----- Material
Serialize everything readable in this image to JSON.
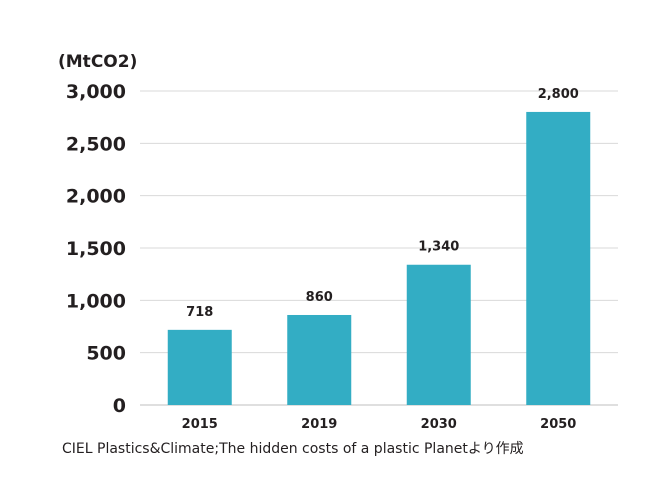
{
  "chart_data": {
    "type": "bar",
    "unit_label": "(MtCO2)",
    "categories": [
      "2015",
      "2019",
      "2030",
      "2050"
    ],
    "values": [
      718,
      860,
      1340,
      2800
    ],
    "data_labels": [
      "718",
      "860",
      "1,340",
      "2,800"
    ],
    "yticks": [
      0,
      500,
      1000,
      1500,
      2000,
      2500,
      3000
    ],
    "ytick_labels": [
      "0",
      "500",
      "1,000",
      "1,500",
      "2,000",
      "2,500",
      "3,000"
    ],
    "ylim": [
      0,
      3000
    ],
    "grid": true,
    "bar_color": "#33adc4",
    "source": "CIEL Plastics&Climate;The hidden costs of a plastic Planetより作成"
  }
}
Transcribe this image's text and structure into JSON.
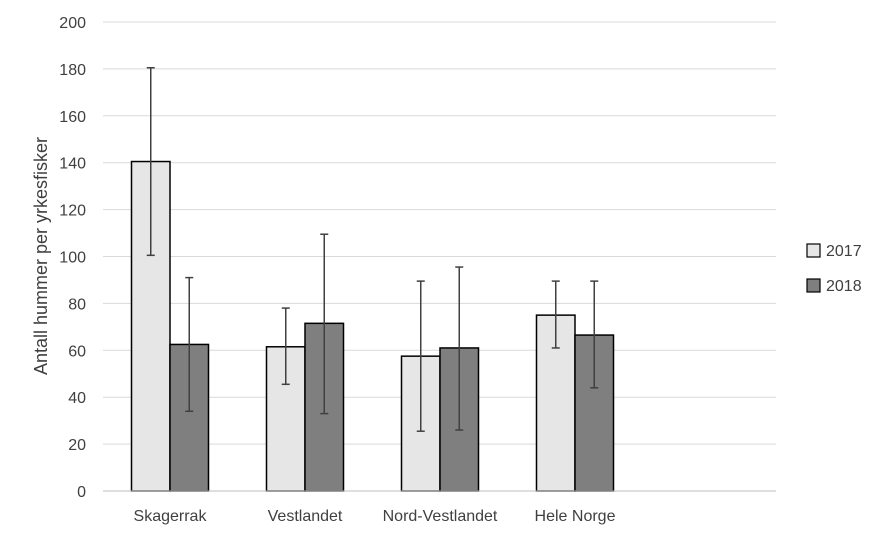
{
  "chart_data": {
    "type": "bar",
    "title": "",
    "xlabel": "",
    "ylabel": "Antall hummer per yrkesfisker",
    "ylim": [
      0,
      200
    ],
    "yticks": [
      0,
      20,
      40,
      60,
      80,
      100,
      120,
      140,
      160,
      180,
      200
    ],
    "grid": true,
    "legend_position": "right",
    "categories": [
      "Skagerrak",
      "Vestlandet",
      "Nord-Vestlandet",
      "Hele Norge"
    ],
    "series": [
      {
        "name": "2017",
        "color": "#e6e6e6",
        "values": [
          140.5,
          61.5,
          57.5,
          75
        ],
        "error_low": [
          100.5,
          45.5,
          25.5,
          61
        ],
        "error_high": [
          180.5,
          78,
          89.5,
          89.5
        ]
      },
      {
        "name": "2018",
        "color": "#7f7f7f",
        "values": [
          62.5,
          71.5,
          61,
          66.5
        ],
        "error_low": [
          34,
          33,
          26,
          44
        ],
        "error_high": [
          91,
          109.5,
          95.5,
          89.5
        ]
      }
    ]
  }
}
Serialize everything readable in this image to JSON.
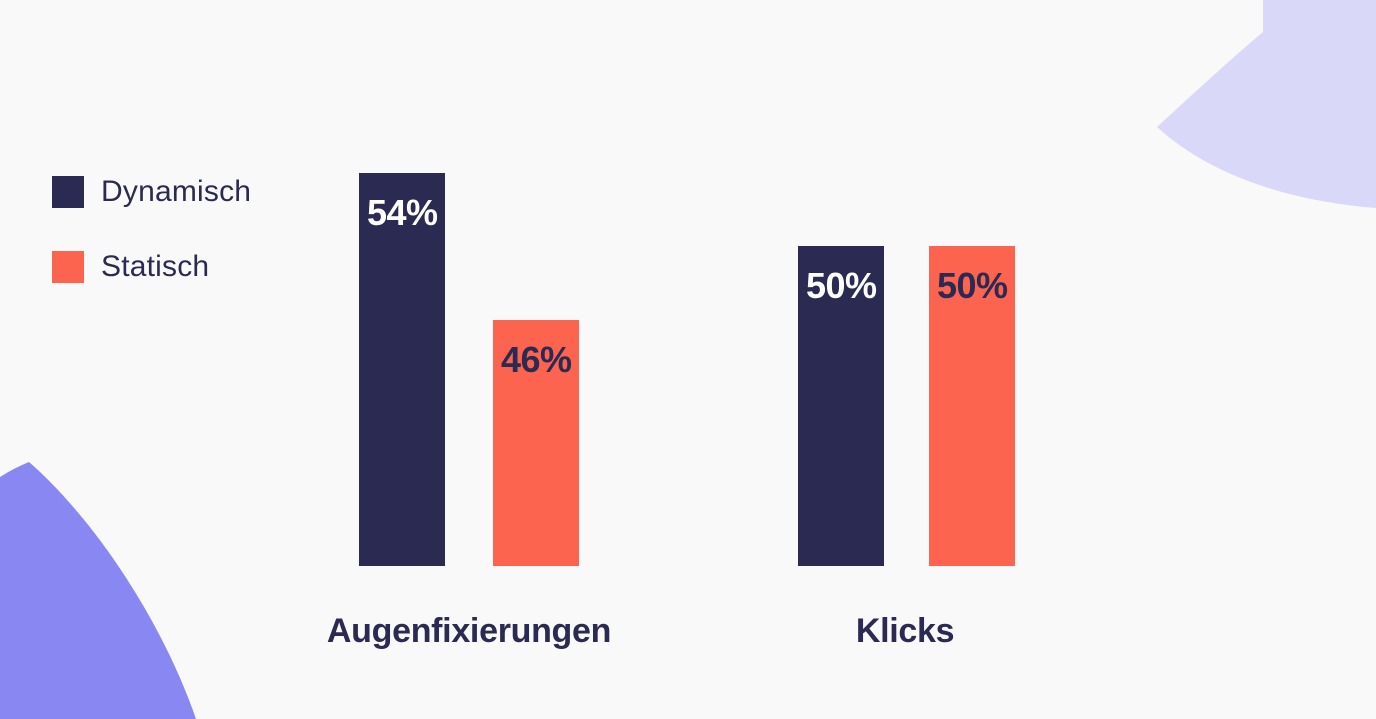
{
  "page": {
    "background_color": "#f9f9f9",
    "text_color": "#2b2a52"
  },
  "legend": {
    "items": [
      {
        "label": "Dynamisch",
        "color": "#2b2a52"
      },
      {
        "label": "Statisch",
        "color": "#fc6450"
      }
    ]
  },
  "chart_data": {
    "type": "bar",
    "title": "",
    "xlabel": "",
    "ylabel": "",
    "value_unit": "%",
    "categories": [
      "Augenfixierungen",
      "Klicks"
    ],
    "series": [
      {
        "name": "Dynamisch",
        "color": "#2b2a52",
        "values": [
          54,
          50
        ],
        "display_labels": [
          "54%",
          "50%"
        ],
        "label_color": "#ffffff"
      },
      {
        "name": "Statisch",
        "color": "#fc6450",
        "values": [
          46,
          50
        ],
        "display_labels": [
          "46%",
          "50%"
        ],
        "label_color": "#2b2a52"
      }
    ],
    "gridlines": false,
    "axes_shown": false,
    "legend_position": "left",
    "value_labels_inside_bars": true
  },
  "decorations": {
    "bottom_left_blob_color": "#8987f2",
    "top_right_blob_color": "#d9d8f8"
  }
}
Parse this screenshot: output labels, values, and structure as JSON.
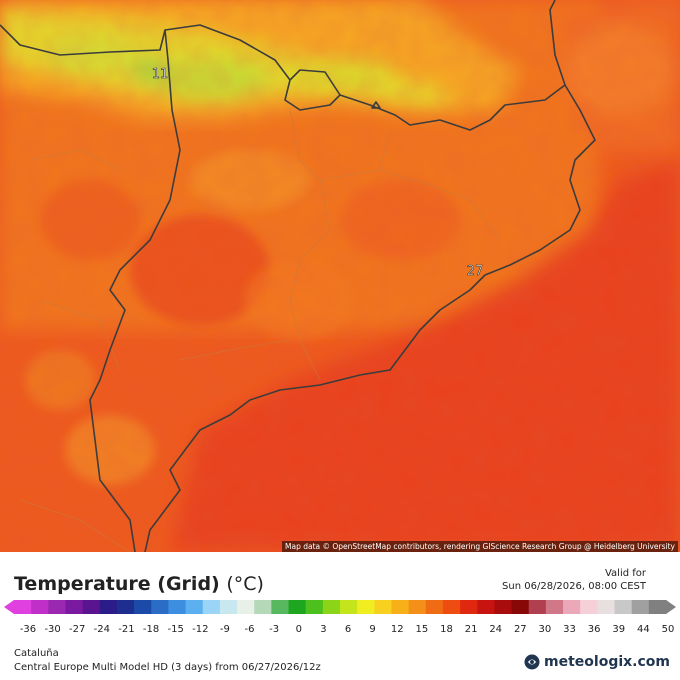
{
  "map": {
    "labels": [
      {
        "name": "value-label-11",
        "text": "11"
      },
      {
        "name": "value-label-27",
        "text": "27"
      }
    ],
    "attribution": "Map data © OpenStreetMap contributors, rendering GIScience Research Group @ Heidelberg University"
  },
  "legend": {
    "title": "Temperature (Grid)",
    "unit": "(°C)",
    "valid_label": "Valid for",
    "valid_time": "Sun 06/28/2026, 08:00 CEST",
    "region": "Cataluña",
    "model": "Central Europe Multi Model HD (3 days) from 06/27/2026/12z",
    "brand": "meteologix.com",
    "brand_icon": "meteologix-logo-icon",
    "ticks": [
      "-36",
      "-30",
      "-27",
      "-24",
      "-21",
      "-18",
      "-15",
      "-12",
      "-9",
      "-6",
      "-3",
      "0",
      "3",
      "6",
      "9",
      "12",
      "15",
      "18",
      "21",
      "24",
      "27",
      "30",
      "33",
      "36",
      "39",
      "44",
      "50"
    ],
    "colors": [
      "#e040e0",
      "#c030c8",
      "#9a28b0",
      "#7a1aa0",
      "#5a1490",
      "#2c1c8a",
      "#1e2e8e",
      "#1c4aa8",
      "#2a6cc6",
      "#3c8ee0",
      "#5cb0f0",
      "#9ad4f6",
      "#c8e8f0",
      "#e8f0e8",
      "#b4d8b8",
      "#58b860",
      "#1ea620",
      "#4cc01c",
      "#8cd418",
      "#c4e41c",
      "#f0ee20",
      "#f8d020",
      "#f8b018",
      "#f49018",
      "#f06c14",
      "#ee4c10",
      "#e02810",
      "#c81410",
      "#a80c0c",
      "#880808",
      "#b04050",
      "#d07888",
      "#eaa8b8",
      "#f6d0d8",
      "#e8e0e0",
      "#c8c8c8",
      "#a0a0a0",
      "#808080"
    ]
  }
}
----------
### [The request]
Repeat all of the records verbatim, leaving out the pictures.

### [Task result]
Serialize everything readable in this image to JSON.
{
  "chart_data": {
    "type": "bar",
    "unit_label": "(MtCO2)",
    "categories": [
      "2015",
      "2019",
      "2030",
      "2050"
    ],
    "values": [
      718,
      860,
      1340,
      2800
    ],
    "data_labels": [
      "718",
      "860",
      "1,340",
      "2,800"
    ],
    "yticks": [
      0,
      500,
      1000,
      1500,
      2000,
      2500,
      3000
    ],
    "ytick_labels": [
      "0",
      "500",
      "1,000",
      "1,500",
      "2,000",
      "2,500",
      "3,000"
    ],
    "ylim": [
      0,
      3000
    ],
    "grid": true,
    "bar_color": "#33adc4",
    "source": "CIEL Plastics&Climate;The hidden costs of a plastic Planetより作成"
  }
}
Transcribe this image's text and structure into JSON.
{
  "chart_data": {
    "type": "bar",
    "title": "",
    "xlabel": "",
    "ylabel": "Antall hummer per yrkesfisker",
    "ylim": [
      0,
      200
    ],
    "yticks": [
      0,
      20,
      40,
      60,
      80,
      100,
      120,
      140,
      160,
      180,
      200
    ],
    "grid": true,
    "legend_position": "right",
    "categories": [
      "Skagerrak",
      "Vestlandet",
      "Nord-Vestlandet",
      "Hele Norge"
    ],
    "series": [
      {
        "name": "2017",
        "color": "#e6e6e6",
        "values": [
          140.5,
          61.5,
          57.5,
          75
        ],
        "error_low": [
          100.5,
          45.5,
          25.5,
          61
        ],
        "error_high": [
          180.5,
          78,
          89.5,
          89.5
        ]
      },
      {
        "name": "2018",
        "color": "#7f7f7f",
        "values": [
          62.5,
          71.5,
          61,
          66.5
        ],
        "error_low": [
          34,
          33,
          26,
          44
        ],
        "error_high": [
          91,
          109.5,
          95.5,
          89.5
        ]
      }
    ]
  }
}
Serialize everything readable in this image to JSON.
{
  "page": {
    "background_color": "#f9f9f9",
    "text_color": "#2b2a52"
  },
  "legend": {
    "items": [
      {
        "label": "Dynamisch",
        "color": "#2b2a52"
      },
      {
        "label": "Statisch",
        "color": "#fc6450"
      }
    ]
  },
  "chart_data": {
    "type": "bar",
    "title": "",
    "xlabel": "",
    "ylabel": "",
    "value_unit": "%",
    "categories": [
      "Augenfixierungen",
      "Klicks"
    ],
    "series": [
      {
        "name": "Dynamisch",
        "color": "#2b2a52",
        "values": [
          54,
          50
        ],
        "display_labels": [
          "54%",
          "50%"
        ],
        "label_color": "#ffffff"
      },
      {
        "name": "Statisch",
        "color": "#fc6450",
        "values": [
          46,
          50
        ],
        "display_labels": [
          "46%",
          "50%"
        ],
        "label_color": "#2b2a52"
      }
    ],
    "gridlines": false,
    "axes_shown": false,
    "legend_position": "left",
    "value_labels_inside_bars": true
  },
  "decorations": {
    "bottom_left_blob_color": "#8987f2",
    "top_right_blob_color": "#d9d8f8"
  }
}
Parse this screenshot: output labels, values, and structure as JSON.
{
  "map": {
    "labels": [
      {
        "name": "value-label-11",
        "text": "11"
      },
      {
        "name": "value-label-27",
        "text": "27"
      }
    ],
    "attribution": "Map data © OpenStreetMap contributors, rendering GIScience Research Group @ Heidelberg University"
  },
  "legend": {
    "title": "Temperature (Grid)",
    "unit": "(°C)",
    "valid_label": "Valid for",
    "valid_time": "Sun 06/28/2026, 08:00 CEST",
    "region": "Cataluña",
    "model": "Central Europe Multi Model HD (3 days) from 06/27/2026/12z",
    "brand": "meteologix.com",
    "brand_icon": "meteologix-logo-icon",
    "ticks": [
      "-36",
      "-30",
      "-27",
      "-24",
      "-21",
      "-18",
      "-15",
      "-12",
      "-9",
      "-6",
      "-3",
      "0",
      "3",
      "6",
      "9",
      "12",
      "15",
      "18",
      "21",
      "24",
      "27",
      "30",
      "33",
      "36",
      "39",
      "44",
      "50"
    ],
    "colors": [
      "#e040e0",
      "#c030c8",
      "#9a28b0",
      "#7a1aa0",
      "#5a1490",
      "#2c1c8a",
      "#1e2e8e",
      "#1c4aa8",
      "#2a6cc6",
      "#3c8ee0",
      "#5cb0f0",
      "#9ad4f6",
      "#c8e8f0",
      "#e8f0e8",
      "#b4d8b8",
      "#58b860",
      "#1ea620",
      "#4cc01c",
      "#8cd418",
      "#c4e41c",
      "#f0ee20",
      "#f8d020",
      "#f8b018",
      "#f49018",
      "#f06c14",
      "#ee4c10",
      "#e02810",
      "#c81410",
      "#a80c0c",
      "#880808",
      "#b04050",
      "#d07888",
      "#eaa8b8",
      "#f6d0d8",
      "#e8e0e0",
      "#c8c8c8",
      "#a0a0a0",
      "#808080"
    ]
  }
}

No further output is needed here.